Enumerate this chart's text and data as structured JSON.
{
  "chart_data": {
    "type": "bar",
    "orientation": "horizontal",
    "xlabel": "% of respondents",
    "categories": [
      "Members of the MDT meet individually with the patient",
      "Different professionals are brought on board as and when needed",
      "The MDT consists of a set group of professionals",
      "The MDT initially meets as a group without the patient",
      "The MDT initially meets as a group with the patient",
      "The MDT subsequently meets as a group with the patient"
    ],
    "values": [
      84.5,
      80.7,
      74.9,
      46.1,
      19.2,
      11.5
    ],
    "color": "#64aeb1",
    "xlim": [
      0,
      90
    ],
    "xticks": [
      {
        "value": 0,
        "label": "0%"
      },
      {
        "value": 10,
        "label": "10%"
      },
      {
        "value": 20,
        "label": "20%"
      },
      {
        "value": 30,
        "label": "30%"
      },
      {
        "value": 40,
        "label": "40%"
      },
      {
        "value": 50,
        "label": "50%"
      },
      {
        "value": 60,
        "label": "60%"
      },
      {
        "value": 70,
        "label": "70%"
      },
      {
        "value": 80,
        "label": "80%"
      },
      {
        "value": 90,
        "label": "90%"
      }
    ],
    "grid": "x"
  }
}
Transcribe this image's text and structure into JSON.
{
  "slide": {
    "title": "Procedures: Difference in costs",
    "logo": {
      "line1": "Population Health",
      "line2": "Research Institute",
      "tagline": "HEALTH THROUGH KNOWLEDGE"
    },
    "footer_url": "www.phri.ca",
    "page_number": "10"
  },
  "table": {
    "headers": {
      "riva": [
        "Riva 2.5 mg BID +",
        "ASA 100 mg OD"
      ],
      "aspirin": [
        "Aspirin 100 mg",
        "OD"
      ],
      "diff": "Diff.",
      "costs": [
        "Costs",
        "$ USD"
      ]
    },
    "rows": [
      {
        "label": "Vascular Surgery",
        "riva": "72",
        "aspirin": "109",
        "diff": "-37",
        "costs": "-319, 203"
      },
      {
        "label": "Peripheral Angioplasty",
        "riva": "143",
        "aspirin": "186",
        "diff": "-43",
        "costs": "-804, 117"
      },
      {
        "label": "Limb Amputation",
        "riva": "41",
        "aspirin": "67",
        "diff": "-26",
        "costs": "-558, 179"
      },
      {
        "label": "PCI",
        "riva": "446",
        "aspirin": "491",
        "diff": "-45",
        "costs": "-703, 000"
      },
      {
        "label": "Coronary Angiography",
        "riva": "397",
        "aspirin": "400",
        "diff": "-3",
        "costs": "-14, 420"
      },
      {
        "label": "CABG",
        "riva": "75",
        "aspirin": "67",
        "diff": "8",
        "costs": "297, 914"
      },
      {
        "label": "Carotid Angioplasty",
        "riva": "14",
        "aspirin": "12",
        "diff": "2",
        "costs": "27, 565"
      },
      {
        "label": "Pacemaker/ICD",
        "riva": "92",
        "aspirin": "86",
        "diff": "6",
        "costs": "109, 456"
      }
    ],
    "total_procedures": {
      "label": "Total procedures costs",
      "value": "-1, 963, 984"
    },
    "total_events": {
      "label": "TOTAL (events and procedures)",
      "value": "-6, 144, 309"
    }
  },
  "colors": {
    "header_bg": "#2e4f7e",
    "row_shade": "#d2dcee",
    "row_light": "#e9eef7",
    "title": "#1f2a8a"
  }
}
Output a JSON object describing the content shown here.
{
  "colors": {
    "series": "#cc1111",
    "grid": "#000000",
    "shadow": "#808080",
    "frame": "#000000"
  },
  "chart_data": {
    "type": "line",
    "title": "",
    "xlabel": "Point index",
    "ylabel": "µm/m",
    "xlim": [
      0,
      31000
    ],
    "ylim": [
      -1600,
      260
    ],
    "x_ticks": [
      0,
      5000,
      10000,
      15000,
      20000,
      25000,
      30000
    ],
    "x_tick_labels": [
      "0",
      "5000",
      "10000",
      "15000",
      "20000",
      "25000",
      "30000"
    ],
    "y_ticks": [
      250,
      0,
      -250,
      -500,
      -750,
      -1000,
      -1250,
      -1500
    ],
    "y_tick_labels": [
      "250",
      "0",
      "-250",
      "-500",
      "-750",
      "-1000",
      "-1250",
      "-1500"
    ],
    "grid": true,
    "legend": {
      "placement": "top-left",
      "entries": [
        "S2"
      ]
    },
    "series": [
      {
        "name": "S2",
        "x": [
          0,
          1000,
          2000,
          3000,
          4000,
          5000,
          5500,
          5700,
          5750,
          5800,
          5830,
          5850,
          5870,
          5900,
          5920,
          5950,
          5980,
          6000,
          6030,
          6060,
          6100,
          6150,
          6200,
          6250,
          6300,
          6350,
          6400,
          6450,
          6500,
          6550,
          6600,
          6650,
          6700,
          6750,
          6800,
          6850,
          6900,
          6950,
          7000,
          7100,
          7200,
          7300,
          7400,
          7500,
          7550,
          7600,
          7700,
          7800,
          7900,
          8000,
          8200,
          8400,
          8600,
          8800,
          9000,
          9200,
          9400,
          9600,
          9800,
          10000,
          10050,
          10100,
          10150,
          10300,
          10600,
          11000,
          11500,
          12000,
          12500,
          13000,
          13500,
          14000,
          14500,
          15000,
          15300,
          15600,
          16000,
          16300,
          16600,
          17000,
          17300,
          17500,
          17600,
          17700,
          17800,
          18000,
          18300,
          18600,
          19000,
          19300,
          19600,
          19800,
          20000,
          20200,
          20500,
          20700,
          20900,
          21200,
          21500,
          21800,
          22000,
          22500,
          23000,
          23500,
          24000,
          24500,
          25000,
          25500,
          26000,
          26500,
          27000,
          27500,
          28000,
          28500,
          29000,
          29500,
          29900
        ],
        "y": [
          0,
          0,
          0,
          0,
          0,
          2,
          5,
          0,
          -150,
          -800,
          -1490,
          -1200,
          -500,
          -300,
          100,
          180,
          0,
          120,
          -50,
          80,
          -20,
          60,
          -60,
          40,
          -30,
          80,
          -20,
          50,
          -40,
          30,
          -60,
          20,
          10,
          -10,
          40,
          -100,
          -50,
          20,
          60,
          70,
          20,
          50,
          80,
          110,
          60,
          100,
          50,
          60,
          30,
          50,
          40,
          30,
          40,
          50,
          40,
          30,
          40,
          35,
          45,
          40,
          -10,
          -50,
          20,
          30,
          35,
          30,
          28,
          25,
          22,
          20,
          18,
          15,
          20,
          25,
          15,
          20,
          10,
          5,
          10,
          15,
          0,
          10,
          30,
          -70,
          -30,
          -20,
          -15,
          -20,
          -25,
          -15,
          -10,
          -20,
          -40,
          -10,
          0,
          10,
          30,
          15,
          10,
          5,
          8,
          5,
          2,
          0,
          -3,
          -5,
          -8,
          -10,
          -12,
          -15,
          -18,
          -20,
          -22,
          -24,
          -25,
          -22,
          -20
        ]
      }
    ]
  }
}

** TASK OBJECTIVE **
Repeat the records above exactly as they appear.

** FINAL RESULT **
Enumerate this chart's text and data as structured JSON.
{
  "chart_data": {
    "type": "bar",
    "orientation": "horizontal",
    "xlabel": "% of respondents",
    "categories": [
      "Members of the MDT meet individually with the patient",
      "Different professionals are brought on board as and when needed",
      "The MDT consists of a set group of professionals",
      "The MDT initially meets as a group without the patient",
      "The MDT initially meets as a group with the patient",
      "The MDT subsequently meets as a group with the patient"
    ],
    "values": [
      84.5,
      80.7,
      74.9,
      46.1,
      19.2,
      11.5
    ],
    "color": "#64aeb1",
    "xlim": [
      0,
      90
    ],
    "xticks": [
      {
        "value": 0,
        "label": "0%"
      },
      {
        "value": 10,
        "label": "10%"
      },
      {
        "value": 20,
        "label": "20%"
      },
      {
        "value": 30,
        "label": "30%"
      },
      {
        "value": 40,
        "label": "40%"
      },
      {
        "value": 50,
        "label": "50%"
      },
      {
        "value": 60,
        "label": "60%"
      },
      {
        "value": 70,
        "label": "70%"
      },
      {
        "value": 80,
        "label": "80%"
      },
      {
        "value": 90,
        "label": "90%"
      }
    ],
    "grid": "x"
  }
}
Transcribe this image's text and structure into JSON.
{
  "slide": {
    "title": "Procedures: Difference in costs",
    "logo": {
      "line1": "Population Health",
      "line2": "Research Institute",
      "tagline": "HEALTH THROUGH KNOWLEDGE"
    },
    "footer_url": "www.phri.ca",
    "page_number": "10"
  },
  "table": {
    "headers": {
      "riva": [
        "Riva 2.5 mg BID +",
        "ASA 100 mg OD"
      ],
      "aspirin": [
        "Aspirin 100 mg",
        "OD"
      ],
      "diff": "Diff.",
      "costs": [
        "Costs",
        "$ USD"
      ]
    },
    "rows": [
      {
        "label": "Vascular Surgery",
        "riva": "72",
        "aspirin": "109",
        "diff": "-37",
        "costs": "-319, 203"
      },
      {
        "label": "Peripheral Angioplasty",
        "riva": "143",
        "aspirin": "186",
        "diff": "-43",
        "costs": "-804, 117"
      },
      {
        "label": "Limb Amputation",
        "riva": "41",
        "aspirin": "67",
        "diff": "-26",
        "costs": "-558, 179"
      },
      {
        "label": "PCI",
        "riva": "446",
        "aspirin": "491",
        "diff": "-45",
        "costs": "-703, 000"
      },
      {
        "label": "Coronary Angiography",
        "riva": "397",
        "aspirin": "400",
        "diff": "-3",
        "costs": "-14, 420"
      },
      {
        "label": "CABG",
        "riva": "75",
        "aspirin": "67",
        "diff": "8",
        "costs": "297, 914"
      },
      {
        "label": "Carotid Angioplasty",
        "riva": "14",
        "aspirin": "12",
        "diff": "2",
        "costs": "27, 565"
      },
      {
        "label": "Pacemaker/ICD",
        "riva": "92",
        "aspirin": "86",
        "diff": "6",
        "costs": "109, 456"
      }
    ],
    "total_procedures": {
      "label": "Total procedures costs",
      "value": "-1, 963, 984"
    },
    "total_events": {
      "label": "TOTAL (events and procedures)",
      "value": "-6, 144, 309"
    }
  },
  "colors": {
    "header_bg": "#2e4f7e",
    "row_shade": "#d2dcee",
    "row_light": "#e9eef7",
    "title": "#1f2a8a"
  }
}
Output a JSON object describing the content shown here.
{
  "colors": {
    "series": "#cc1111",
    "grid": "#000000",
    "shadow": "#808080",
    "frame": "#000000"
  },
  "chart_data": {
    "type": "line",
    "title": "",
    "xlabel": "Point index",
    "ylabel": "µm/m",
    "xlim": [
      0,
      31000
    ],
    "ylim": [
      -1600,
      260
    ],
    "x_ticks": [
      0,
      5000,
      10000,
      15000,
      20000,
      25000,
      30000
    ],
    "x_tick_labels": [
      "0",
      "5000",
      "10000",
      "15000",
      "20000",
      "25000",
      "30000"
    ],
    "y_ticks": [
      250,
      0,
      -250,
      -500,
      -750,
      -1000,
      -1250,
      -1500
    ],
    "y_tick_labels": [
      "250",
      "0",
      "-250",
      "-500",
      "-750",
      "-1000",
      "-1250",
      "-1500"
    ],
    "grid": true,
    "legend": {
      "placement": "top-left",
      "entries": [
        "S2"
      ]
    },
    "series": [
      {
        "name": "S2",
        "x": [
          0,
          1000,
          2000,
          3000,
          4000,
          5000,
          5500,
          5700,
          5750,
          5800,
          5830,
          5850,
          5870,
          5900,
          5920,
          5950,
          5980,
          6000,
          6030,
          6060,
          6100,
          6150,
          6200,
          6250,
          6300,
          6350,
          6400,
          6450,
          6500,
          6550,
          6600,
          6650,
          6700,
          6750,
          6800,
          6850,
          6900,
          6950,
          7000,
          7100,
          7200,
          7300,
          7400,
          7500,
          7550,
          7600,
          7700,
          7800,
          7900,
          8000,
          8200,
          8400,
          8600,
          8800,
          9000,
          9200,
          9400,
          9600,
          9800,
          10000,
          10050,
          10100,
          10150,
          10300,
          10600,
          11000,
          11500,
          12000,
          12500,
          13000,
          13500,
          14000,
          14500,
          15000,
          15300,
          15600,
          16000,
          16300,
          16600,
          17000,
          17300,
          17500,
          17600,
          17700,
          17800,
          18000,
          18300,
          18600,
          19000,
          19300,
          19600,
          19800,
          20000,
          20200,
          20500,
          20700,
          20900,
          21200,
          21500,
          21800,
          22000,
          22500,
          23000,
          23500,
          24000,
          24500,
          25000,
          25500,
          26000,
          26500,
          27000,
          27500,
          28000,
          28500,
          29000,
          29500,
          29900
        ],
        "y": [
          0,
          0,
          0,
          0,
          0,
          2,
          5,
          0,
          -150,
          -800,
          -1490,
          -1200,
          -500,
          -300,
          100,
          180,
          0,
          120,
          -50,
          80,
          -20,
          60,
          -60,
          40,
          -30,
          80,
          -20,
          50,
          -40,
          30,
          -60,
          20,
          10,
          -10,
          40,
          -100,
          -50,
          20,
          60,
          70,
          20,
          50,
          80,
          110,
          60,
          100,
          50,
          60,
          30,
          50,
          40,
          30,
          40,
          50,
          40,
          30,
          40,
          35,
          45,
          40,
          -10,
          -50,
          20,
          30,
          35,
          30,
          28,
          25,
          22,
          20,
          18,
          15,
          20,
          25,
          15,
          20,
          10,
          5,
          10,
          15,
          0,
          10,
          30,
          -70,
          -30,
          -20,
          -15,
          -20,
          -25,
          -15,
          -10,
          -20,
          -40,
          -10,
          0,
          10,
          30,
          15,
          10,
          5,
          8,
          5,
          2,
          0,
          -3,
          -5,
          -8,
          -10,
          -12,
          -15,
          -18,
          -20,
          -22,
          -24,
          -25,
          -22,
          -20
        ]
      }
    ]
  }
}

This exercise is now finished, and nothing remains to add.